Dans une perspective béhavioriste, le besoin de consommer pour éviter le manque est nommé renforcement négatif. Il conduit au deuxième conditionnement opérant de type skinnerien.

La dépendance comportementale

La répétition très fréquente et régulière de l’usage de la drogue constitue progressivement la dépendance comportementale. Elle est le résultat d’un conditionnement de type pavlovien (répondant) par l’association réitérée d’un stimulus conditionnel (la drogue) avec un stimulus inconditionnel (une situation d’usage). Le désir de la drogue est alors provoqué de manière réflexe par un élément couramment associé à sa consommation. Il est l’équivalent du coup de pied sur le frein en cas d’obstacle subit devant la voiture, voire à la suite d’un signal d’alerte inapproprié d’un des passagers. Ce niveau de dépendance est le plus lent à se mettre en place. Il est tributaire du temps, de la fréquence de l’usage, de sa plus ou moins grande ritualisation, de son acceptation sociale. Mieux un produit est toléré socialement, plus son usage peut être visible, plus il peut être associé à un grand nombre de situations sociales, plus cette dernière entité de dépendance est forte et envahissante.

Conclusion

La relation que le sujet entretient avec sa drogue est dépendante de facteurs biologiques, socioculturels, psychologiques et réflexes. Il est possible de distinguer quatre formes de dépendances : sociale, pharmacologique, psychologique et comportementale. L’importance de chacune varie selon le produit et selon l’usager.

Une analyse précise et discriminante permet un véritable diagnostic des niveaux de dépendances propre à chaque sujet. Elle permet de construire un outil simple et pratique nommé Analyse Fonctionnelle que l'on peut partager avec le patient. Il aide sa compréhension des facteurs entrant dans la pérennisation de son comportement addictif. Il est la base de décision des différentes stratégies médicamenteuses et psycho-comportementales à mettre en place pour faciliter la réussite du sevrage et le maintient de l’abstinence. Le partage de l’outil avec le sujet concerné est un élément important de l’alliance thérapeutique favorisant l’implication du sujet dans la démarche de soins.

• • • •

— CONSIGNE 1 —
D'après le texte sur la dépendance aux drogues, quelles sont les quatre formes de dépendance que l'on peut distinguer ?
— CONSIGNE 2 —
Rédigez la suite du texte sur la dépendance aux drogues, à partir de sa dernière phrase.

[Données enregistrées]
• • • •

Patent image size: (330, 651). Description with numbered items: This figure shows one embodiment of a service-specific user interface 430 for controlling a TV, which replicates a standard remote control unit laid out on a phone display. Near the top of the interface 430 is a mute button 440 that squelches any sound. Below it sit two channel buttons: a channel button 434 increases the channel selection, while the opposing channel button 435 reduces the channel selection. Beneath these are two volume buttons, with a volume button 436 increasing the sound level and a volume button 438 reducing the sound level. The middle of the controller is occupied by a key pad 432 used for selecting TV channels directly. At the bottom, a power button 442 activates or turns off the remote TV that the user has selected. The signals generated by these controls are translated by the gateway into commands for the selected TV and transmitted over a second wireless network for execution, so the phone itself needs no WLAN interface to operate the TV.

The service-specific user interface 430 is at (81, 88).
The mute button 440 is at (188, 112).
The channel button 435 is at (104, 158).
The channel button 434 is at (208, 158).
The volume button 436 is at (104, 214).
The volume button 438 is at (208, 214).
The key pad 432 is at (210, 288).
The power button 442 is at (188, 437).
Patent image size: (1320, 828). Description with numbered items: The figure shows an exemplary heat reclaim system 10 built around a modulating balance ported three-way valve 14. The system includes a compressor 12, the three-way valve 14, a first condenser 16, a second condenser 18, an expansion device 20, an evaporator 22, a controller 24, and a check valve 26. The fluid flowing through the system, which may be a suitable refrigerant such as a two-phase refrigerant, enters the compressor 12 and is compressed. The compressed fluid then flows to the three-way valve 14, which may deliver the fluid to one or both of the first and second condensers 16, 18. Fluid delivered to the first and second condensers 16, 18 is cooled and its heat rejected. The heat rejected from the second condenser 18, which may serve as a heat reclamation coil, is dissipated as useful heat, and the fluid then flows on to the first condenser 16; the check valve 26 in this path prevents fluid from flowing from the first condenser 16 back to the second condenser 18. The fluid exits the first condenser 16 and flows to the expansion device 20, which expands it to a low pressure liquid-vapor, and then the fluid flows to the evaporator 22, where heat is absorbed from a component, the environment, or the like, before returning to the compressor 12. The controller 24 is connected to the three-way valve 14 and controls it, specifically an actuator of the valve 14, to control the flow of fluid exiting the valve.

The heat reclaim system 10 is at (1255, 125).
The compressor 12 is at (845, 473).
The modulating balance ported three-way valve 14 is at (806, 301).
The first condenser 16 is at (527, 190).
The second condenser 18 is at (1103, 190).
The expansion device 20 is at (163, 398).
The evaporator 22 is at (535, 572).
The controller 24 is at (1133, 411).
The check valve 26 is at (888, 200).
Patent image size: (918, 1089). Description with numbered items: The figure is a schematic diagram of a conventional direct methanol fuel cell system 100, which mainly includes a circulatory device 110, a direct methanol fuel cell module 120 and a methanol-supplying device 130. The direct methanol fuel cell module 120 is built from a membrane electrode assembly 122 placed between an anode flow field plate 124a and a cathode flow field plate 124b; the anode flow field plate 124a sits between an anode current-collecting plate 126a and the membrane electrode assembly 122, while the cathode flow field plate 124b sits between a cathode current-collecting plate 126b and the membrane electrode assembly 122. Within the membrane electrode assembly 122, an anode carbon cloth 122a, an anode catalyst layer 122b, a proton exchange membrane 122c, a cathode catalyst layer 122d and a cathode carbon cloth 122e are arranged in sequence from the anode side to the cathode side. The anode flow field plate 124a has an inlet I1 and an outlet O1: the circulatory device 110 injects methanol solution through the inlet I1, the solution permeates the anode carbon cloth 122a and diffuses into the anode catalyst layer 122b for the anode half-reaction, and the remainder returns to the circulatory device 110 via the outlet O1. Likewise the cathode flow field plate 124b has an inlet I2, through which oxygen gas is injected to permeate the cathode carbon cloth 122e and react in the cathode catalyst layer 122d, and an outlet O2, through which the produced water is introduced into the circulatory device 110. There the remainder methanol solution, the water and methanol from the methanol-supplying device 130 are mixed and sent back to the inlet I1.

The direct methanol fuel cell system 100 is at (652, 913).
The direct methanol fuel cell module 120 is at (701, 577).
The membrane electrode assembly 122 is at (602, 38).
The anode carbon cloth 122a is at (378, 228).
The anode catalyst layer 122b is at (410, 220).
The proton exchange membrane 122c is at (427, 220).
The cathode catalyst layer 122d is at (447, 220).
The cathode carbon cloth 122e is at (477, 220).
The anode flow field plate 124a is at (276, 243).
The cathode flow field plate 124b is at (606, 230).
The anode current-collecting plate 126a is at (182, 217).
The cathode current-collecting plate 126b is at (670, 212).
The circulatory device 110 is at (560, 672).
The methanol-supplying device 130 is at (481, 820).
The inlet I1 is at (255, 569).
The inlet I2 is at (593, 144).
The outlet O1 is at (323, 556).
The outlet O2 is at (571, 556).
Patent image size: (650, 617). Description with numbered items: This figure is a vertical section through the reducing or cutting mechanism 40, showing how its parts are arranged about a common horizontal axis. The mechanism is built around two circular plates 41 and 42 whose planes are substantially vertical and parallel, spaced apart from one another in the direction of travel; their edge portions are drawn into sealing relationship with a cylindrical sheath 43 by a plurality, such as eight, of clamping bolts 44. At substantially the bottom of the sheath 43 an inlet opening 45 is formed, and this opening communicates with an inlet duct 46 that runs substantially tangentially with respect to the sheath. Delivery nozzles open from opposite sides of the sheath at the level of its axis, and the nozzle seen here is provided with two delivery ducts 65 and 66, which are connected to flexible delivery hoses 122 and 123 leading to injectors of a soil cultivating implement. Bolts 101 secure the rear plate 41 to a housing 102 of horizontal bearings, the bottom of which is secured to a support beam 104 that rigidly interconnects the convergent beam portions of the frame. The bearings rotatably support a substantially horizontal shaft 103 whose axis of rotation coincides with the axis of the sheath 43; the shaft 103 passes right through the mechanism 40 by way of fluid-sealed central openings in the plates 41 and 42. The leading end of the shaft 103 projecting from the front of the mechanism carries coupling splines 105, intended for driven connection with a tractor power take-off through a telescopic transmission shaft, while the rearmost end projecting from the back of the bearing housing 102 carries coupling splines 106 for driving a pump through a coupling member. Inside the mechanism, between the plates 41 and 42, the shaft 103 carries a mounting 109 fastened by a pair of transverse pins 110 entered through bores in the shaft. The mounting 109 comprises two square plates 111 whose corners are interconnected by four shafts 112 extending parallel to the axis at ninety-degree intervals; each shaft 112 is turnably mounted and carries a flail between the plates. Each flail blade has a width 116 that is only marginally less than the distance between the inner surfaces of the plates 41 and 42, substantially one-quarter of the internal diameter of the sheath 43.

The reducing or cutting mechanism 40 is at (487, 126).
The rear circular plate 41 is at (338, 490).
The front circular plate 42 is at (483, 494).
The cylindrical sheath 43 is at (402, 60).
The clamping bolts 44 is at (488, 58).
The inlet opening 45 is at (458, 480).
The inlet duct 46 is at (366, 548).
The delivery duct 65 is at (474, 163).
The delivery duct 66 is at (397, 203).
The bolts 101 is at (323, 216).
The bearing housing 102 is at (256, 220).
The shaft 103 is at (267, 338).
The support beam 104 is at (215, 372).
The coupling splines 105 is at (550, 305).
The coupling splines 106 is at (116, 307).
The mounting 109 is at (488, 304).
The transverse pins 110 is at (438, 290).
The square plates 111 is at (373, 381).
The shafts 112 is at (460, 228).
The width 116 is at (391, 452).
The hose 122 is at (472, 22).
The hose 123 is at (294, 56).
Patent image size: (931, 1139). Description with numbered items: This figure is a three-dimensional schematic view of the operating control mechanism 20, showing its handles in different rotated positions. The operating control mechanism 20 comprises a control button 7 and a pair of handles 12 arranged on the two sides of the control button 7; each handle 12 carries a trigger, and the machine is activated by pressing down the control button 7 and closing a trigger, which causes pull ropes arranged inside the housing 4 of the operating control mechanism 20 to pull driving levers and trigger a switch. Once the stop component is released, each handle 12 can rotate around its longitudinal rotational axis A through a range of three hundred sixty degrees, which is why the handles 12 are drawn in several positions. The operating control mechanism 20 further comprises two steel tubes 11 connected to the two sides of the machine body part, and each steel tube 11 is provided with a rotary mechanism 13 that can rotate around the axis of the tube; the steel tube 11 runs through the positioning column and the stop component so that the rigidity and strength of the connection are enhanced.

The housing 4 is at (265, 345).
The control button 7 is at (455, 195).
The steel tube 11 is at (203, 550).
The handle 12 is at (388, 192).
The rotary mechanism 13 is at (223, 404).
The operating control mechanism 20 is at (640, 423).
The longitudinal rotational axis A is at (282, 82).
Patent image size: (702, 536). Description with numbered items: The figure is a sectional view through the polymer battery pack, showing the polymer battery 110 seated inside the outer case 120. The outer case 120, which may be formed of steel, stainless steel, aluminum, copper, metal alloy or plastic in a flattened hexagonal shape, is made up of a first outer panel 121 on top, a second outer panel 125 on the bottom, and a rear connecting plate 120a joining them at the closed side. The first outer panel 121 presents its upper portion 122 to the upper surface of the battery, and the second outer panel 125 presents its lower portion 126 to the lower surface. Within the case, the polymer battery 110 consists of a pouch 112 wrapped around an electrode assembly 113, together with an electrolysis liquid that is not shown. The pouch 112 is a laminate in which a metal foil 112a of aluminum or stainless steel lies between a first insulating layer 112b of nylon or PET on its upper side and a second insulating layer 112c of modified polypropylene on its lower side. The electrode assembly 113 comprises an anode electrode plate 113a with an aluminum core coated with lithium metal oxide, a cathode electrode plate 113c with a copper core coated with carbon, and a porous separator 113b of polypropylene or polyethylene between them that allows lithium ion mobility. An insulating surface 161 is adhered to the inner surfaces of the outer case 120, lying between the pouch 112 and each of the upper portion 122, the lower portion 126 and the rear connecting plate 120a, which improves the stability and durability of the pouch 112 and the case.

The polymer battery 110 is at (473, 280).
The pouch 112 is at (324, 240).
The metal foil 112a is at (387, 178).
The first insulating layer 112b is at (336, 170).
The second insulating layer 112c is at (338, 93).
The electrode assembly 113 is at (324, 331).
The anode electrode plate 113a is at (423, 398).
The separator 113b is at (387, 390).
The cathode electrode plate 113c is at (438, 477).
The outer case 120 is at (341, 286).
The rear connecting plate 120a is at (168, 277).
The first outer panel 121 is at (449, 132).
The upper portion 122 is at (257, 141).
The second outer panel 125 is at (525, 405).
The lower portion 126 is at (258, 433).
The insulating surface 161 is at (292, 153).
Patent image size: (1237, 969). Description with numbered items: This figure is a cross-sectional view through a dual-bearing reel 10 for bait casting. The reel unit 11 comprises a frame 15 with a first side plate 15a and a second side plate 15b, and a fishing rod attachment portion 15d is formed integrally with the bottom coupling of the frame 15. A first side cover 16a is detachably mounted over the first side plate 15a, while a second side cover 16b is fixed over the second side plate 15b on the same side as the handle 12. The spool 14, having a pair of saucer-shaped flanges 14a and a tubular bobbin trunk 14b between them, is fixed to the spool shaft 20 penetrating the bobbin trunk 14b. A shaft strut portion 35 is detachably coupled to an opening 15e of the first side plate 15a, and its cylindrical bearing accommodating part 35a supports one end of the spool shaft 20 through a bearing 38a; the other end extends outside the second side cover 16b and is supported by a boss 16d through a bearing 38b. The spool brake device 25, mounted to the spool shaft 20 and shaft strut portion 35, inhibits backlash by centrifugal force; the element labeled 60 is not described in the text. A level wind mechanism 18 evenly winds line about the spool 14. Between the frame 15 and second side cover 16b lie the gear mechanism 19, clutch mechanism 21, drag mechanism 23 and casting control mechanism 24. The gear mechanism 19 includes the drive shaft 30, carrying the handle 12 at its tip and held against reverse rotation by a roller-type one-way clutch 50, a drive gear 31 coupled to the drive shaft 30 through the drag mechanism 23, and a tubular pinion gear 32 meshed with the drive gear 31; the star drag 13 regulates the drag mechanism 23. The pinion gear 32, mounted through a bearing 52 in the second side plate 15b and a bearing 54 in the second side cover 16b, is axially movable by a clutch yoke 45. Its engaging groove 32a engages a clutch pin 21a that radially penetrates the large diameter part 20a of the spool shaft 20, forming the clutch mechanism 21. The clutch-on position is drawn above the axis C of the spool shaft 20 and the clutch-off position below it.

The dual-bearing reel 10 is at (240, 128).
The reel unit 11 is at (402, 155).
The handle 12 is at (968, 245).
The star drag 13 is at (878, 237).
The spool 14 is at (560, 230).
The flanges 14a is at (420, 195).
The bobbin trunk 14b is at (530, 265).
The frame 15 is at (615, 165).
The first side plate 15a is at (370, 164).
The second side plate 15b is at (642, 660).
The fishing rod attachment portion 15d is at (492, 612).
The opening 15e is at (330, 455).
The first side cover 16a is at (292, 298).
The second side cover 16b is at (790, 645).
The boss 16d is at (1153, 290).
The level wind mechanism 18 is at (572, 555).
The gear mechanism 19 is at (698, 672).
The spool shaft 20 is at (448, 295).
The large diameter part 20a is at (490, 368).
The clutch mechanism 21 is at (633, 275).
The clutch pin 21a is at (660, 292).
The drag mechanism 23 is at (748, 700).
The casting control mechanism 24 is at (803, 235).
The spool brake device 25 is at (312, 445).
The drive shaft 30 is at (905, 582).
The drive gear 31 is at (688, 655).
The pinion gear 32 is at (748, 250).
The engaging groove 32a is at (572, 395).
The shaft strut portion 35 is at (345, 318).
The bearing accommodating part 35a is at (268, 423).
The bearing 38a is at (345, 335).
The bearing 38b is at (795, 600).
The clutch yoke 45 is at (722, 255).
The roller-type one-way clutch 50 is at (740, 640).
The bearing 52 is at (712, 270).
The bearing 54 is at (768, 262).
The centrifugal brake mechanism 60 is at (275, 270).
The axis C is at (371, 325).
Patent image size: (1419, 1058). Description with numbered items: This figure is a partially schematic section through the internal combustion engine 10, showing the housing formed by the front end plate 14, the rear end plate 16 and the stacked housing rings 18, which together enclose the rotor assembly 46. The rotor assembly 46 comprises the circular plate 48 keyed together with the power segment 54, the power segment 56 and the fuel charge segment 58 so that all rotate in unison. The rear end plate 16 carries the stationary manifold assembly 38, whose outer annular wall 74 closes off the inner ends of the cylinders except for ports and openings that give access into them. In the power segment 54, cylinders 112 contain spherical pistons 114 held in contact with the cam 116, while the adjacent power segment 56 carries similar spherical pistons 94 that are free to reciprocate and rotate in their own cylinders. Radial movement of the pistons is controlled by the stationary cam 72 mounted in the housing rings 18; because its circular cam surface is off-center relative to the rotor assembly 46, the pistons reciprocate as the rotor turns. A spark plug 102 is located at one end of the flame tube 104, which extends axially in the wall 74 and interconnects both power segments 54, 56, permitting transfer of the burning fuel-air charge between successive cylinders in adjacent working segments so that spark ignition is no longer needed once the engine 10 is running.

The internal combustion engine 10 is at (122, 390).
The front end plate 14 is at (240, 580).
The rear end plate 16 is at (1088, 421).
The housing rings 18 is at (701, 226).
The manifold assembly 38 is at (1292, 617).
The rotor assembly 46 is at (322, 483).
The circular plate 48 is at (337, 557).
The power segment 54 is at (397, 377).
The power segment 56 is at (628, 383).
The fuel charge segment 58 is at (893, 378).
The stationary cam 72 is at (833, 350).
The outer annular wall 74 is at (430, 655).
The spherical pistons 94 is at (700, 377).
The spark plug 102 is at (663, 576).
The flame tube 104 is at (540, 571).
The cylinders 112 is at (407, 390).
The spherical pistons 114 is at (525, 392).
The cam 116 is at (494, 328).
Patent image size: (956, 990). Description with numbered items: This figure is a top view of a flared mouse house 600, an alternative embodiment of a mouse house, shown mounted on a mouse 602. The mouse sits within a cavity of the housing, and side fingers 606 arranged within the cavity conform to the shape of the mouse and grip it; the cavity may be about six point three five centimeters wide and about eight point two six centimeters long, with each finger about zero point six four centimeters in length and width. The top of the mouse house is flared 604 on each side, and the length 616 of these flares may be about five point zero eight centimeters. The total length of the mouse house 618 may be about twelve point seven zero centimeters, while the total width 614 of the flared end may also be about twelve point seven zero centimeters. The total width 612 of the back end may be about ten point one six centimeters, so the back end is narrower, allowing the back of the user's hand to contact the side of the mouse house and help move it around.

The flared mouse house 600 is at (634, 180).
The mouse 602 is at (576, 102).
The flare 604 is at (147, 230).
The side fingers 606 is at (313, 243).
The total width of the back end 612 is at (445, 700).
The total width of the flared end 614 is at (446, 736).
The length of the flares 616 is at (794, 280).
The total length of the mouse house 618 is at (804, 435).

• • • •

— RÉPONSE ATTENDUE 1 —
Sociale, pharmacologique, psychologique et comportementale.

— RÉPONSE ATTENDUE 2 —
Cependant cet outil est incomplet pour comprendre toutes les dimensions du rapport du sujet avec son produit et son usage. Il est utile de prendre en compte, en outre, l’importance que le sujet attribue au contrôle de soi ou au contraire l’éventuelle valorisation de l’état d’ivresse. Quelle est, enfin, la place de la loi, des règles sociales et de leurs transgressions pour le sujet ?

L’idéal est de pouvoir coupler cette évaluation des dépendances avec celle de la motivation à modifier l’addiction. L’analyse des dépendances constitue un des pans de cette motivation : les raisons de consommer. Pour avoir un inventaire complet de la maturation du sujet à changer, il reste donc à évaluer ses résistances au changement (peur des conséquences du sevrage, manque de confiance dans sa capacité à changer, difficulté à se représenter une vie sans la drogue, etc.) et enfin ses raisons de vouloir changer (sanitaires, économiques, perte de liberté, pression de l’environnement).